**What is asked**
Count how many lines hold the string "两直线平行", and give only that number.

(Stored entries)

--- start ---

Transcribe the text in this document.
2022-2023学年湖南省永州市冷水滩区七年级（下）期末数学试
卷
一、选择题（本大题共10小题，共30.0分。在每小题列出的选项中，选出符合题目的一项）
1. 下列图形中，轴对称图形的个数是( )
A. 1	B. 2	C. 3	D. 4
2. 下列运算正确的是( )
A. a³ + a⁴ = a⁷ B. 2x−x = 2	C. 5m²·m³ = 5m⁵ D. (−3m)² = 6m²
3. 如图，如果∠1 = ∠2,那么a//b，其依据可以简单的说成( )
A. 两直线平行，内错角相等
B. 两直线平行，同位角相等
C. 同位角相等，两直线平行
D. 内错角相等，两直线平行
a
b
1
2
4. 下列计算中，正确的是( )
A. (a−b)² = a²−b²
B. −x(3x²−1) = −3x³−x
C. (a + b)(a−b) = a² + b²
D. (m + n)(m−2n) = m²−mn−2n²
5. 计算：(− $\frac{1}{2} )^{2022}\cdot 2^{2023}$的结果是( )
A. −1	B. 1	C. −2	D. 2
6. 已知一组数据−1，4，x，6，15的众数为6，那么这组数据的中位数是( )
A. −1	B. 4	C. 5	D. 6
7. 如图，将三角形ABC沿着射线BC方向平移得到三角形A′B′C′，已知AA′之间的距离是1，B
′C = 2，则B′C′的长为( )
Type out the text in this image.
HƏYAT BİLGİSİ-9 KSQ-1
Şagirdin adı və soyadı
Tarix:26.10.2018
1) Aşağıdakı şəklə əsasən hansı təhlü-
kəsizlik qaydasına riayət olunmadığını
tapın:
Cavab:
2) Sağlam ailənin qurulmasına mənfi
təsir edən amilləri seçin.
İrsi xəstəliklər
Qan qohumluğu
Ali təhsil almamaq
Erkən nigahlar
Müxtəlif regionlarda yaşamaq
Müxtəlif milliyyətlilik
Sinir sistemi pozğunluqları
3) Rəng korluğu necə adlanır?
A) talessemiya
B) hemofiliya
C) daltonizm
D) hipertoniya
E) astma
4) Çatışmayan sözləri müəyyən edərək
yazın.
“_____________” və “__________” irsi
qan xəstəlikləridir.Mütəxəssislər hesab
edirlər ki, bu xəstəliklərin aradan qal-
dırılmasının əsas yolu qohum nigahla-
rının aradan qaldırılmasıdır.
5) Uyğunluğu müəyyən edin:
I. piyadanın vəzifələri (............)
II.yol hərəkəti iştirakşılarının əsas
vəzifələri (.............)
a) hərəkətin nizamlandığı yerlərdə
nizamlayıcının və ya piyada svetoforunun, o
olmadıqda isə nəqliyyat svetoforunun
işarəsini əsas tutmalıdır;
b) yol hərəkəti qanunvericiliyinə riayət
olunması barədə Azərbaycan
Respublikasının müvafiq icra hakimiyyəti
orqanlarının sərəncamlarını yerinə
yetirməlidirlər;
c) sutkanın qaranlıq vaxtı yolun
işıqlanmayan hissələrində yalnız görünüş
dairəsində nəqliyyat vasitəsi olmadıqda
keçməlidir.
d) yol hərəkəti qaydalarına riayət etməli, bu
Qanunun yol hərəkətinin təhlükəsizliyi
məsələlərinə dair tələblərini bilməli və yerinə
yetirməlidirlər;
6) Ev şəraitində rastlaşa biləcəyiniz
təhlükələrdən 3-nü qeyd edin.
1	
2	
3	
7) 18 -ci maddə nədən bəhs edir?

--- end ---

**Solution to this problem**
4